# Brief
Your answer should be a single number: the count of lines containing the string "content".

# Recorded information
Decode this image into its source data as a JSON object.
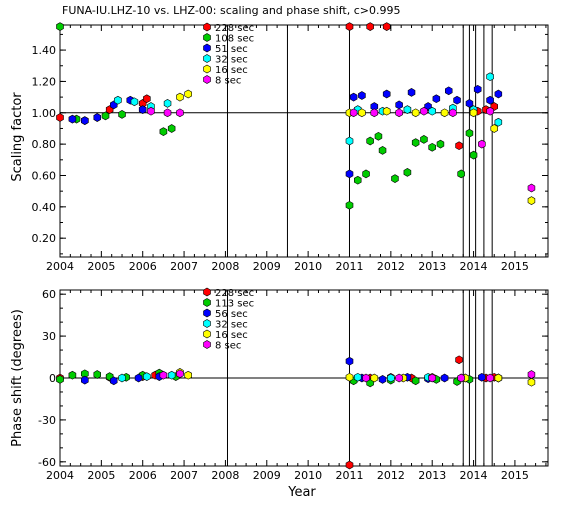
{
  "chart_data": [
    {
      "type": "scatter",
      "title": "FUNA-IU.LHZ-10 vs. LHZ-00: scaling and phase shift, c>0.995",
      "xlabel": "",
      "ylabel": "Scaling factor",
      "xlim": [
        2004.0,
        2015.8
      ],
      "ylim": [
        0.08,
        1.56
      ],
      "x_ticks": [
        "2004",
        "2005",
        "2006",
        "2007",
        "2008",
        "2009",
        "2010",
        "2011",
        "2012",
        "2013",
        "2014",
        "2015"
      ],
      "y_ticks": [
        "0.20",
        "0.40",
        "0.60",
        "0.80",
        "1.00",
        "1.20",
        "1.40"
      ],
      "reference_line": 1.0,
      "vertical_lines": [
        2004.0,
        2008.05,
        2009.5,
        2011.0,
        2013.75,
        2013.9,
        2014.05,
        2014.25,
        2014.45
      ],
      "legend_position": "top-center",
      "series": [
        {
          "name": "228 sec",
          "color": "#ff0000",
          "x": [
            2004.0,
            2005.2,
            2006.0,
            2006.1,
            2011.0,
            2011.5,
            2011.9,
            2013.65,
            2014.3,
            2014.5,
            2014.1
          ],
          "y": [
            0.97,
            1.02,
            1.06,
            1.09,
            1.55,
            1.55,
            1.55,
            0.79,
            1.02,
            1.04,
            1.01
          ]
        },
        {
          "name": "108 sec",
          "color": "#00cc00",
          "x": [
            2004.0,
            2004.4,
            2004.6,
            2004.9,
            2005.1,
            2005.5,
            2006.5,
            2006.7,
            2011.0,
            2011.2,
            2011.4,
            2011.5,
            2011.7,
            2011.8,
            2012.1,
            2012.4,
            2012.6,
            2012.8,
            2013.0,
            2013.2,
            2013.7,
            2013.9,
            2014.0
          ],
          "y": [
            1.55,
            0.96,
            0.95,
            0.97,
            0.98,
            0.99,
            0.88,
            0.9,
            0.41,
            0.57,
            0.61,
            0.82,
            0.85,
            0.76,
            0.58,
            0.62,
            0.81,
            0.83,
            0.78,
            0.8,
            0.61,
            0.87,
            0.73
          ]
        },
        {
          "name": "51 sec",
          "color": "#0000ff",
          "x": [
            2004.3,
            2004.6,
            2004.9,
            2005.3,
            2005.7,
            2006.0,
            2011.0,
            2011.1,
            2011.3,
            2011.6,
            2011.9,
            2012.2,
            2012.5,
            2012.9,
            2013.1,
            2013.4,
            2013.6,
            2013.9,
            2014.1,
            2014.4,
            2014.6
          ],
          "y": [
            0.96,
            0.95,
            0.97,
            1.05,
            1.08,
            1.02,
            0.61,
            1.1,
            1.11,
            1.04,
            1.12,
            1.05,
            1.13,
            1.04,
            1.09,
            1.14,
            1.08,
            1.06,
            1.15,
            1.08,
            1.12
          ]
        },
        {
          "name": "32 sec",
          "color": "#00ffff",
          "x": [
            2005.4,
            2005.8,
            2006.2,
            2006.6,
            2011.0,
            2011.2,
            2011.8,
            2012.4,
            2013.0,
            2013.5,
            2014.0,
            2014.4,
            2014.6
          ],
          "y": [
            1.08,
            1.07,
            1.04,
            1.06,
            0.82,
            1.02,
            1.01,
            1.02,
            1.01,
            1.03,
            1.02,
            1.23,
            0.94
          ]
        },
        {
          "name": "16 sec",
          "color": "#ffff00",
          "x": [
            2006.9,
            2007.1,
            2011.0,
            2011.3,
            2011.9,
            2012.6,
            2013.3,
            2014.0,
            2014.5,
            2015.4
          ],
          "y": [
            1.1,
            1.12,
            1.0,
            1.0,
            1.01,
            1.0,
            1.0,
            1.0,
            0.9,
            0.44
          ]
        },
        {
          "name": "8 sec",
          "color": "#ff00ff",
          "x": [
            2006.2,
            2006.6,
            2006.9,
            2011.1,
            2011.6,
            2012.2,
            2012.8,
            2013.5,
            2014.2,
            2014.4,
            2015.4
          ],
          "y": [
            1.01,
            1.0,
            1.0,
            1.0,
            1.0,
            1.0,
            1.01,
            1.0,
            0.8,
            1.01,
            0.52
          ]
        }
      ]
    },
    {
      "type": "scatter",
      "title": "",
      "xlabel": "Year",
      "ylabel": "Phase shift (degrees)",
      "xlim": [
        2004.0,
        2015.8
      ],
      "ylim": [
        -63,
        63
      ],
      "x_ticks": [
        "2004",
        "2005",
        "2006",
        "2007",
        "2008",
        "2009",
        "2010",
        "2011",
        "2012",
        "2013",
        "2014",
        "2015"
      ],
      "y_ticks": [
        "-60",
        "-30",
        "0",
        "30",
        "60"
      ],
      "reference_line": 0,
      "vertical_lines": [
        2004.0,
        2008.05,
        2011.0,
        2013.75,
        2013.9,
        2014.05,
        2014.25,
        2014.45
      ],
      "legend_position": "top-center",
      "series": [
        {
          "name": "228 sec",
          "color": "#ff0000",
          "x": [
            2004.0,
            2005.2,
            2006.0,
            2006.3,
            2011.0,
            2011.5,
            2012.0,
            2012.5,
            2013.65,
            2014.3,
            2014.5
          ],
          "y": [
            0.0,
            0.5,
            1.0,
            2.0,
            -65.0,
            0.0,
            0.5,
            0.0,
            13.0,
            0.0,
            0.5
          ]
        },
        {
          "name": "113 sec",
          "color": "#00cc00",
          "x": [
            2004.0,
            2004.3,
            2004.6,
            2004.9,
            2005.2,
            2005.6,
            2006.0,
            2006.4,
            2006.8,
            2011.1,
            2011.5,
            2012.0,
            2012.6,
            2013.1,
            2013.6,
            2013.9
          ],
          "y": [
            -1.0,
            2.0,
            3.0,
            2.5,
            1.0,
            0.5,
            2.0,
            3.5,
            1.0,
            -2.0,
            -3.5,
            -1.5,
            -2.0,
            -1.0,
            -2.5,
            -1.0
          ]
        },
        {
          "name": "56 sec",
          "color": "#0000ff",
          "x": [
            2004.6,
            2005.3,
            2005.9,
            2006.4,
            2011.0,
            2011.3,
            2011.8,
            2012.4,
            2012.9,
            2013.3,
            2013.8,
            2014.2,
            2014.6
          ],
          "y": [
            -1.5,
            -2.0,
            0.0,
            1.0,
            12.0,
            0.0,
            -1.0,
            0.5,
            -0.5,
            0.0,
            0.0,
            0.5,
            0.0
          ]
        },
        {
          "name": "32 sec",
          "color": "#00ffff",
          "x": [
            2005.5,
            2006.1,
            2006.7,
            2011.2,
            2012.0,
            2012.9,
            2013.7,
            2014.6
          ],
          "y": [
            0.0,
            1.0,
            2.0,
            0.5,
            0.0,
            0.5,
            0.0,
            0.0
          ]
        },
        {
          "name": "16 sec",
          "color": "#ffff00",
          "x": [
            2006.9,
            2007.1,
            2011.0,
            2011.6,
            2012.3,
            2013.0,
            2013.8,
            2014.6,
            2015.4
          ],
          "y": [
            4.0,
            2.0,
            0.5,
            0.0,
            0.0,
            0.5,
            0.0,
            0.0,
            -3.0
          ]
        },
        {
          "name": "8 sec",
          "color": "#ff00ff",
          "x": [
            2006.5,
            2006.9,
            2011.4,
            2012.2,
            2013.0,
            2013.7,
            2014.4,
            2015.4
          ],
          "y": [
            2.0,
            3.0,
            0.0,
            0.0,
            0.0,
            0.0,
            0.0,
            2.5
          ]
        }
      ]
    }
  ]
}
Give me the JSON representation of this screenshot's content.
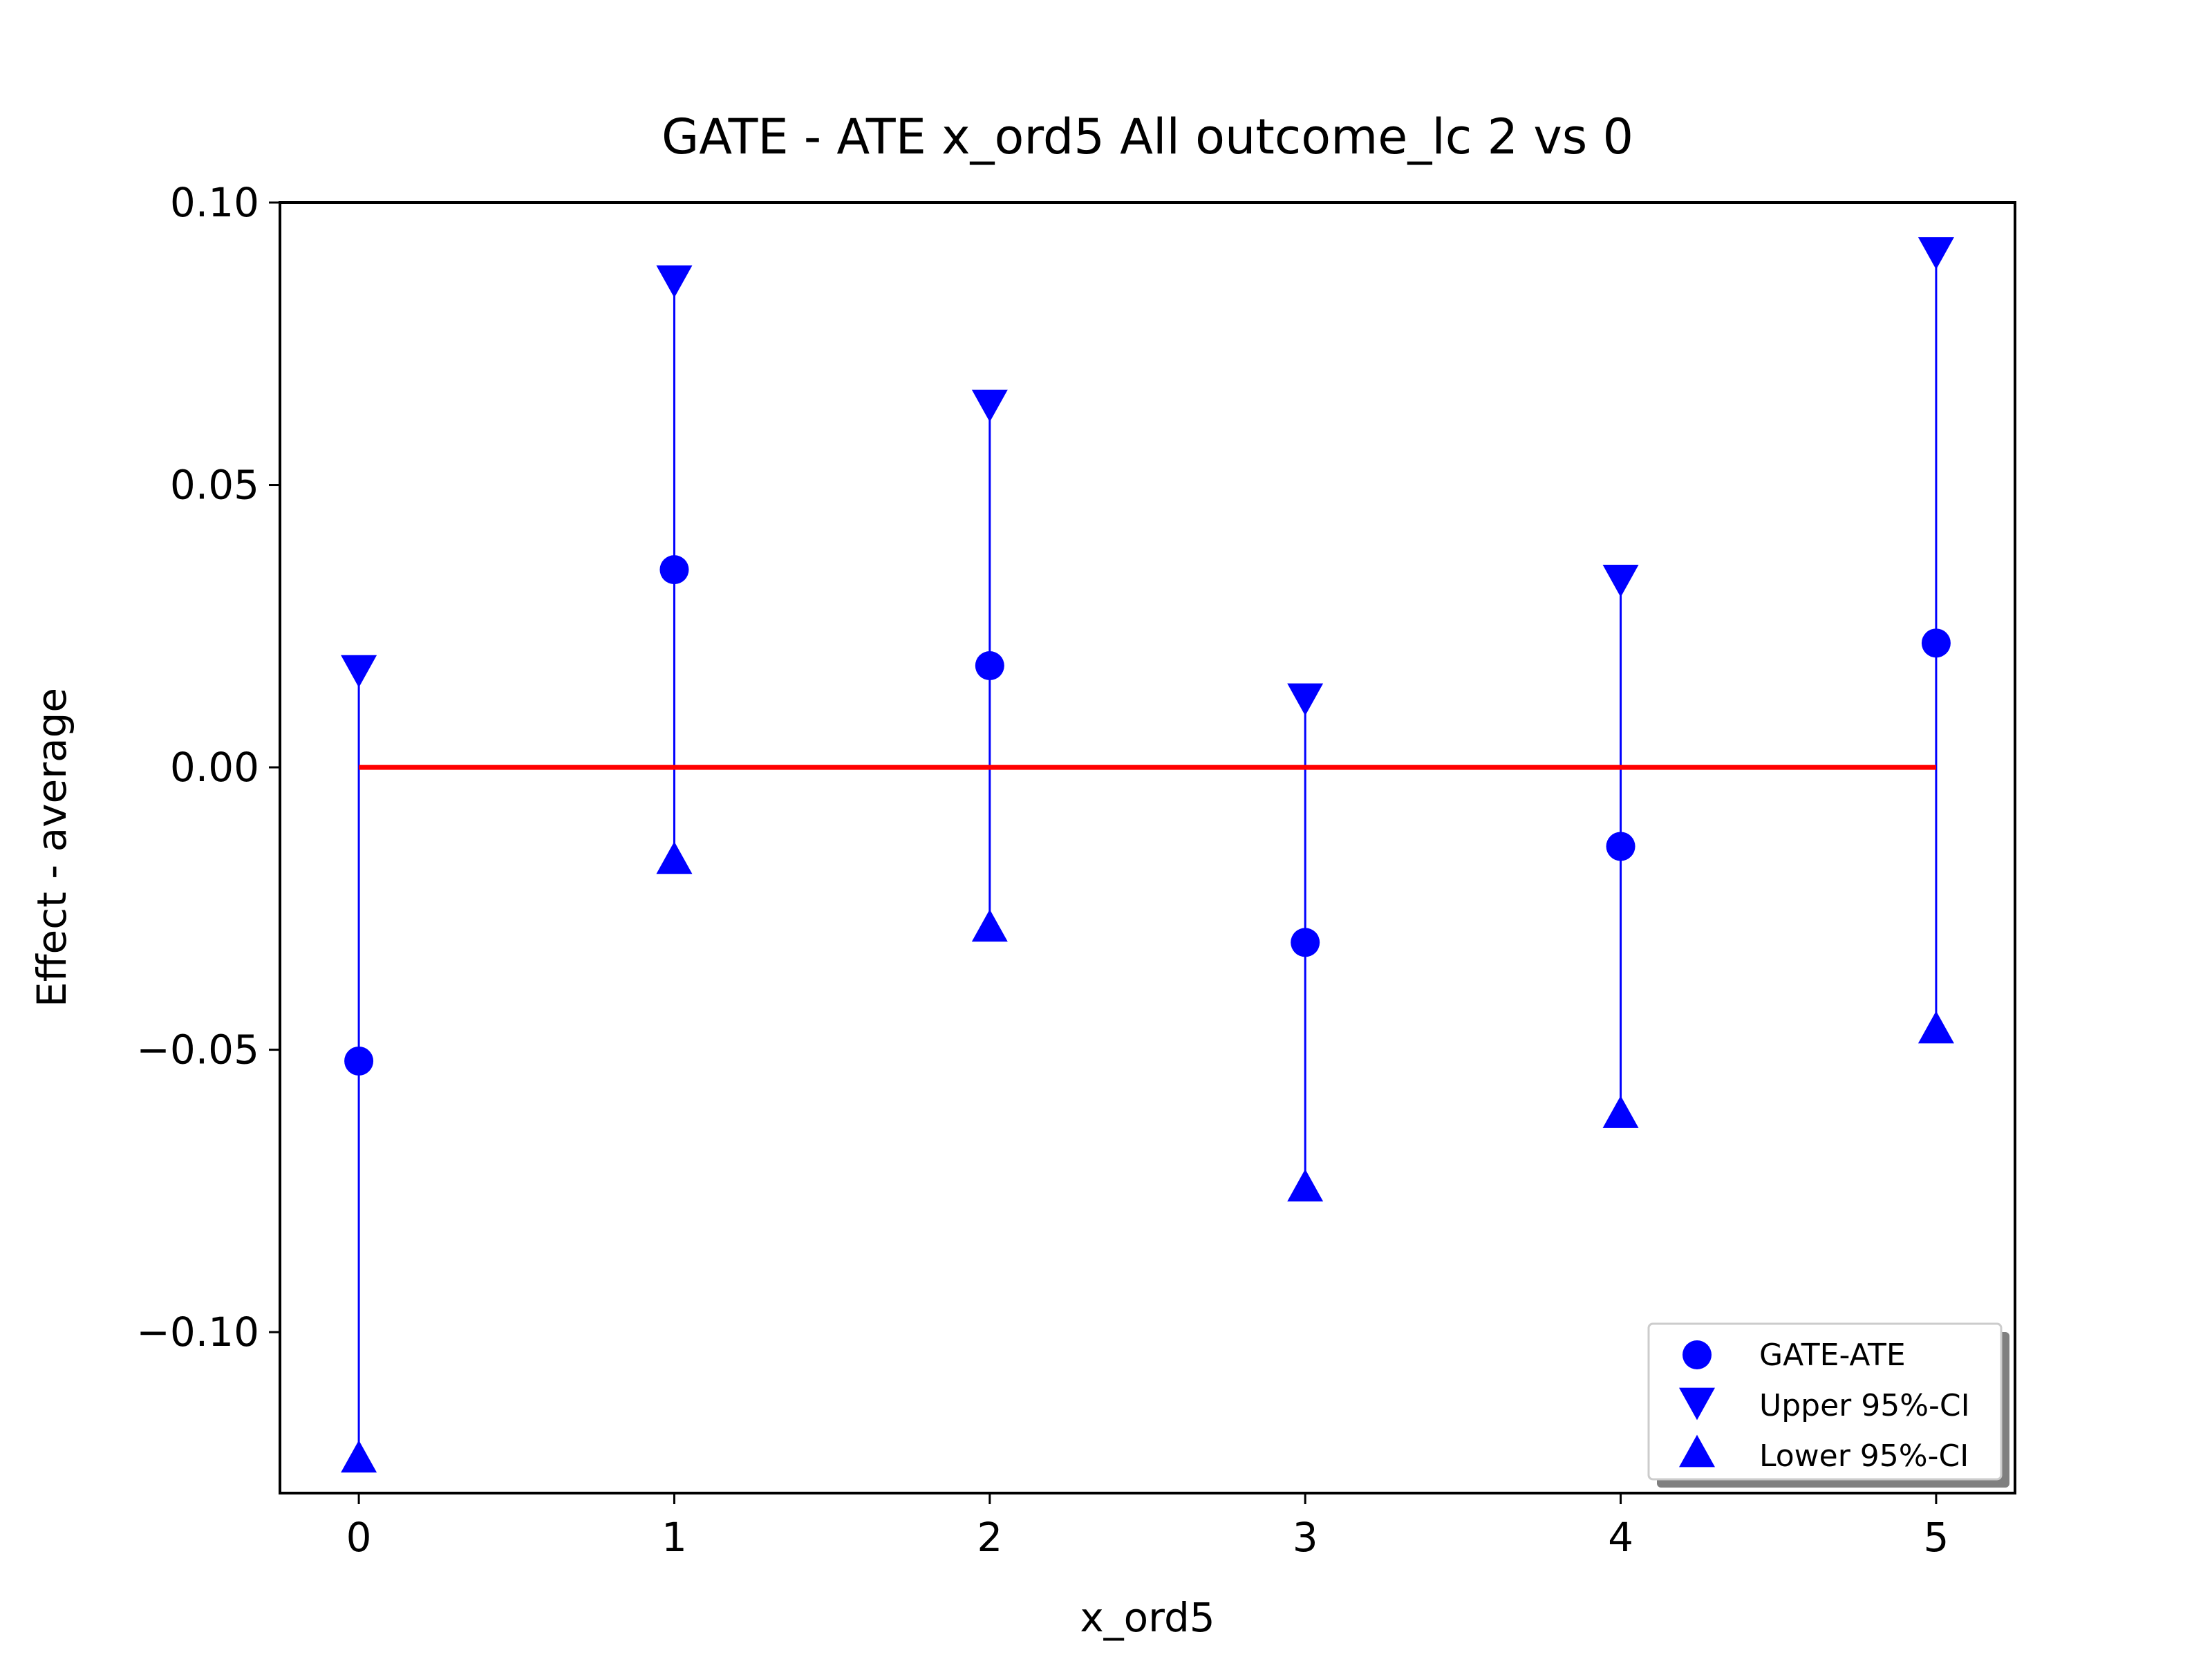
{
  "chart_data": {
    "type": "scatter",
    "title": "GATE - ATE x_ord5 All outcome_lc  2 vs 0",
    "xlabel": "x_ord5",
    "ylabel": "Effect - average",
    "x": [
      0,
      1,
      2,
      3,
      4,
      5
    ],
    "x_ticks": [
      "0",
      "1",
      "2",
      "3",
      "4",
      "5"
    ],
    "y_ticks": [
      {
        "value": 0.1,
        "label": "0.10"
      },
      {
        "value": 0.05,
        "label": "0.05"
      },
      {
        "value": 0.0,
        "label": "0.00"
      },
      {
        "value": -0.05,
        "label": "−0.05"
      },
      {
        "value": -0.1,
        "label": "−0.10"
      }
    ],
    "xlim": [
      -0.25,
      5.25
    ],
    "ylim": [
      -0.1285,
      0.1
    ],
    "grid": false,
    "legend_position": "lower-right",
    "series": [
      {
        "name": "GATE-ATE",
        "marker": "circle",
        "color": "#0000ff",
        "values": [
          -0.052,
          0.035,
          0.018,
          -0.031,
          -0.014,
          0.022
        ]
      },
      {
        "name": "Upper 95%-CI",
        "marker": "triangle-down",
        "color": "#0000ff",
        "values": [
          0.017,
          0.086,
          0.064,
          0.012,
          0.033,
          0.091
        ]
      },
      {
        "name": "Lower 95%-CI",
        "marker": "triangle-up",
        "color": "#0000ff",
        "values": [
          -0.122,
          -0.016,
          -0.028,
          -0.074,
          -0.061,
          -0.046
        ]
      }
    ],
    "reference_line": {
      "y": 0.0,
      "color": "#ff0000"
    },
    "errorbar_color": "#0000ff"
  }
}
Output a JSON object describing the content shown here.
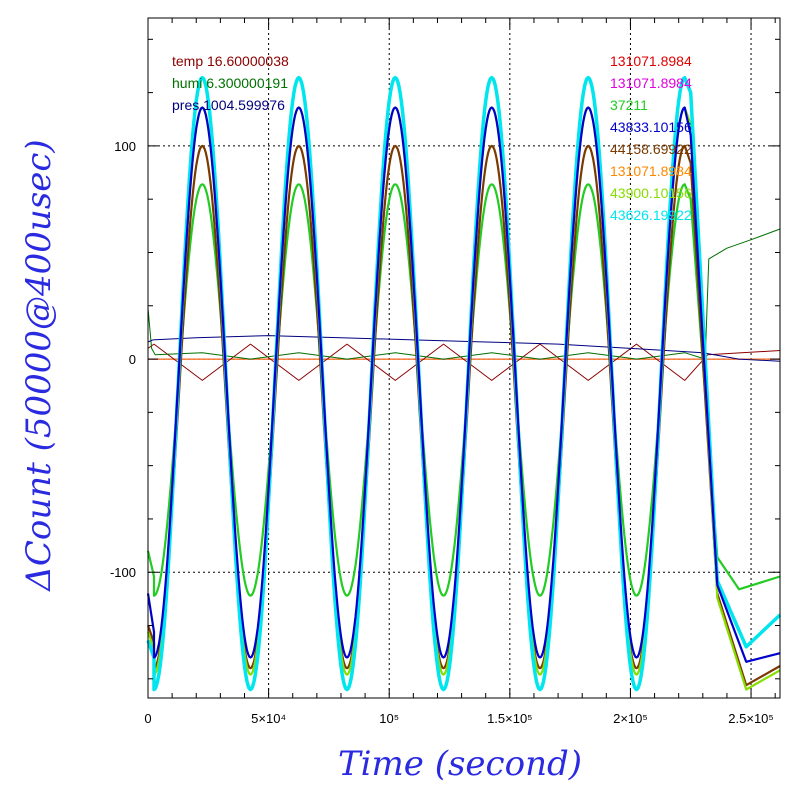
{
  "chart_data": {
    "type": "line",
    "xlabel": "Time (second)",
    "ylabel": "ΔCount (50000@400usec)",
    "xlim": [
      0,
      262000
    ],
    "ylim": [
      -159,
      160
    ],
    "x_ticks": [
      {
        "value": 0,
        "label": "0"
      },
      {
        "value": 50000,
        "label": "5×10⁴"
      },
      {
        "value": 100000,
        "label": "10⁵"
      },
      {
        "value": 150000,
        "label": "1.5×10⁵"
      },
      {
        "value": 200000,
        "label": "2×10⁵"
      },
      {
        "value": 250000,
        "label": "2.5×10⁵"
      }
    ],
    "y_ticks": [
      {
        "value": 100,
        "label": "100"
      },
      {
        "value": 0,
        "label": "0"
      },
      {
        "value": -100,
        "label": "-100"
      }
    ],
    "grid": true,
    "legend_left": [
      {
        "text": "temp 16.60000038",
        "color": "#8b0000"
      },
      {
        "text": "humi 6.300000191",
        "color": "#007000"
      },
      {
        "text": "pres 1004.599976",
        "color": "#000080"
      }
    ],
    "legend_right": [
      {
        "text": "131071.8984",
        "color": "#e00000"
      },
      {
        "text": "131071.8984",
        "color": "#e000e0"
      },
      {
        "text": "37211",
        "color": "#22cc22"
      },
      {
        "text": "43833.10156",
        "color": "#0000cc"
      },
      {
        "text": "44158.69922",
        "color": "#7a3a00"
      },
      {
        "text": "131071.8984",
        "color": "#ff8800"
      },
      {
        "text": "43900.10156",
        "color": "#88dd00"
      },
      {
        "text": "43626.19922",
        "color": "#00e5ee"
      }
    ],
    "oscillation": {
      "first_peak_time": 22500,
      "period": 40000,
      "last_peak_time": 222500
    },
    "series": [
      {
        "color": "#e00000",
        "y": [
          0,
          0
        ]
      },
      {
        "color": "#e000e0",
        "y": [
          0,
          0
        ]
      },
      {
        "color": "#ff8800",
        "y": [
          0,
          0
        ]
      },
      {
        "color": "#8b0000",
        "t": [
          0,
          2500,
          22500,
          42500,
          62500,
          82500,
          102500,
          122500,
          142500,
          162500,
          182500,
          202500,
          222500,
          232000,
          262000
        ],
        "y": [
          5,
          7,
          -10,
          7,
          -10,
          7,
          -10,
          7,
          -10,
          7,
          -10,
          7,
          -10,
          2,
          4
        ]
      },
      {
        "color": "#007000",
        "t": [
          0,
          1500,
          3000,
          22500,
          42500,
          62500,
          82500,
          102500,
          122500,
          142500,
          162500,
          182500,
          202500,
          222500,
          231000,
          232500,
          240000,
          250000,
          262000
        ],
        "y": [
          24,
          5,
          2,
          3,
          0,
          3,
          0,
          3,
          0,
          3,
          0,
          3,
          0,
          3,
          0,
          47,
          52,
          56,
          61
        ]
      },
      {
        "color": "#000080",
        "t": [
          0,
          2000,
          20000,
          50000,
          80000,
          110000,
          140000,
          170000,
          200000,
          230000,
          245000,
          262000
        ],
        "y": [
          8,
          9,
          10,
          11,
          10,
          9,
          8,
          7,
          5,
          3,
          0,
          -1
        ]
      },
      {
        "color": "#22cc22",
        "amp": 82,
        "trough": -111,
        "start": [
          {
            "t": 0,
            "y": -90
          },
          {
            "t": 2500,
            "y": -102
          }
        ],
        "tail": [
          {
            "t": 225000,
            "y": 75
          },
          {
            "t": 236000,
            "y": -93
          },
          {
            "t": 245000,
            "y": -108
          },
          {
            "t": 262000,
            "y": -102
          }
        ]
      },
      {
        "color": "#7a3a00",
        "amp": 100,
        "trough": -145,
        "start": [
          {
            "t": 0,
            "y": -125
          },
          {
            "t": 2500,
            "y": -133
          }
        ],
        "tail": [
          {
            "t": 225000,
            "y": 92
          },
          {
            "t": 236000,
            "y": -110
          },
          {
            "t": 248000,
            "y": -153
          },
          {
            "t": 262000,
            "y": -144
          }
        ]
      },
      {
        "color": "#88dd00",
        "amp": 118,
        "trough": -148,
        "start": [
          {
            "t": 0,
            "y": -128
          },
          {
            "t": 2500,
            "y": -136
          }
        ],
        "tail": [
          {
            "t": 225000,
            "y": 110
          },
          {
            "t": 236000,
            "y": -112
          },
          {
            "t": 248000,
            "y": -155
          },
          {
            "t": 262000,
            "y": -146
          }
        ]
      },
      {
        "color": "#00e5ee",
        "amp": 132,
        "trough": -155,
        "start": [
          {
            "t": 0,
            "y": -132
          },
          {
            "t": 2500,
            "y": -140
          }
        ],
        "tail": [
          {
            "t": 225000,
            "y": 125
          },
          {
            "t": 236000,
            "y": -104
          },
          {
            "t": 248000,
            "y": -135
          },
          {
            "t": 262000,
            "y": -120
          }
        ]
      },
      {
        "color": "#0000cc",
        "amp": 118,
        "trough": -140,
        "start": [
          {
            "t": 0,
            "y": -110
          },
          {
            "t": 2500,
            "y": -128
          }
        ],
        "tail": [
          {
            "t": 225000,
            "y": 105
          },
          {
            "t": 236000,
            "y": -106
          },
          {
            "t": 248000,
            "y": -142
          },
          {
            "t": 262000,
            "y": -138
          }
        ]
      }
    ]
  }
}
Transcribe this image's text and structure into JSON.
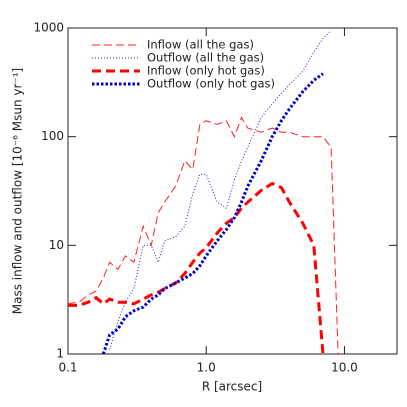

# Problem solution
2